§ Task details
Skip the images and return the records below exactly.

§ Material for the task
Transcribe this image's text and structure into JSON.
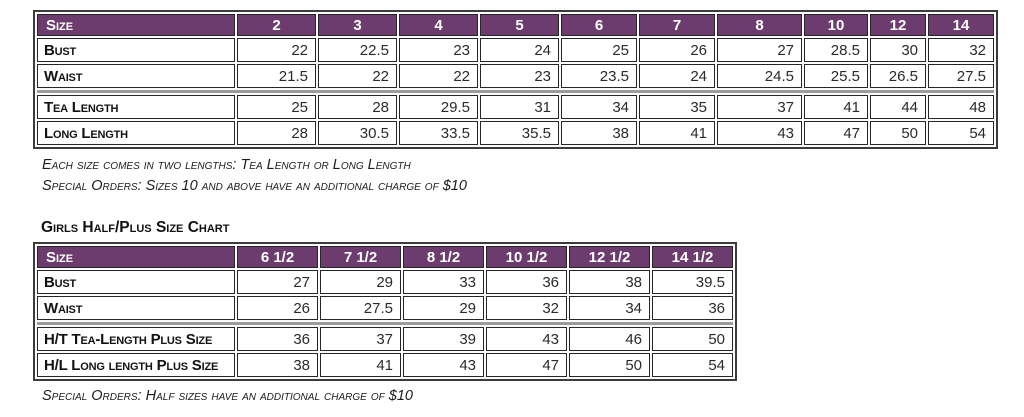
{
  "colors": {
    "header_bg": "#6d3c6e",
    "header_text": "#ffffff",
    "border_dark": "#262626",
    "divider_gray": "#9b9b9b"
  },
  "table1": {
    "header": [
      "Size",
      "2",
      "3",
      "4",
      "5",
      "6",
      "7",
      "8",
      "10",
      "12",
      "14"
    ],
    "rows": [
      {
        "label": "Bust",
        "values": [
          "22",
          "22.5",
          "23",
          "24",
          "25",
          "26",
          "27",
          "28.5",
          "30",
          "32"
        ]
      },
      {
        "label": "Waist",
        "values": [
          "21.5",
          "22",
          "22",
          "23",
          "23.5",
          "24",
          "24.5",
          "25.5",
          "26.5",
          "27.5"
        ]
      },
      {
        "label": "Tea Length",
        "values": [
          "25",
          "28",
          "29.5",
          "31",
          "34",
          "35",
          "37",
          "41",
          "44",
          "48"
        ]
      },
      {
        "label": "Long Length",
        "values": [
          "28",
          "30.5",
          "33.5",
          "35.5",
          "38",
          "41",
          "43",
          "47",
          "50",
          "54"
        ]
      }
    ],
    "divider_after_row": 1,
    "notes": [
      "Each size comes in two lengths: Tea Length or Long Length",
      "Special Orders: Sizes 10 and above have an additional charge of $10"
    ]
  },
  "table2": {
    "title": "Girls Half/Plus Size Chart",
    "header": [
      "Size",
      "6 1/2",
      "7 1/2",
      "8 1/2",
      "10 1/2",
      "12 1/2",
      "14 1/2"
    ],
    "rows": [
      {
        "label": "Bust",
        "values": [
          "27",
          "29",
          "33",
          "36",
          "38",
          "39.5"
        ]
      },
      {
        "label": "Waist",
        "values": [
          "26",
          "27.5",
          "29",
          "32",
          "34",
          "36"
        ]
      },
      {
        "label": "H/T Tea-Length Plus Size",
        "values": [
          "36",
          "37",
          "39",
          "43",
          "46",
          "50"
        ]
      },
      {
        "label": "H/L Long length Plus Size",
        "values": [
          "38",
          "41",
          "43",
          "47",
          "50",
          "54"
        ]
      }
    ],
    "divider_after_row": 1,
    "notes": [
      "Special Orders: Half sizes have an additional charge of $10"
    ]
  }
}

§ Task output
Transcribe this image's text and structure into JSON.
{
  "colors": {
    "header_bg": "#6d3c6e",
    "header_text": "#ffffff",
    "border_dark": "#262626",
    "divider_gray": "#9b9b9b"
  },
  "table1": {
    "header": [
      "Size",
      "2",
      "3",
      "4",
      "5",
      "6",
      "7",
      "8",
      "10",
      "12",
      "14"
    ],
    "rows": [
      {
        "label": "Bust",
        "values": [
          "22",
          "22.5",
          "23",
          "24",
          "25",
          "26",
          "27",
          "28.5",
          "30",
          "32"
        ]
      },
      {
        "label": "Waist",
        "values": [
          "21.5",
          "22",
          "22",
          "23",
          "23.5",
          "24",
          "24.5",
          "25.5",
          "26.5",
          "27.5"
        ]
      },
      {
        "label": "Tea Length",
        "values": [
          "25",
          "28",
          "29.5",
          "31",
          "34",
          "35",
          "37",
          "41",
          "44",
          "48"
        ]
      },
      {
        "label": "Long Length",
        "values": [
          "28",
          "30.5",
          "33.5",
          "35.5",
          "38",
          "41",
          "43",
          "47",
          "50",
          "54"
        ]
      }
    ],
    "divider_after_row": 1,
    "notes": [
      "Each size comes in two lengths: Tea Length or Long Length",
      "Special Orders: Sizes 10 and above have an additional charge of $10"
    ]
  },
  "table2": {
    "title": "Girls Half/Plus Size Chart",
    "header": [
      "Size",
      "6 1/2",
      "7 1/2",
      "8 1/2",
      "10 1/2",
      "12 1/2",
      "14 1/2"
    ],
    "rows": [
      {
        "label": "Bust",
        "values": [
          "27",
          "29",
          "33",
          "36",
          "38",
          "39.5"
        ]
      },
      {
        "label": "Waist",
        "values": [
          "26",
          "27.5",
          "29",
          "32",
          "34",
          "36"
        ]
      },
      {
        "label": "H/T Tea-Length Plus Size",
        "values": [
          "36",
          "37",
          "39",
          "43",
          "46",
          "50"
        ]
      },
      {
        "label": "H/L Long length Plus Size",
        "values": [
          "38",
          "41",
          "43",
          "47",
          "50",
          "54"
        ]
      }
    ],
    "divider_after_row": 1,
    "notes": [
      "Special Orders: Half sizes have an additional charge of $10"
    ]
  }
}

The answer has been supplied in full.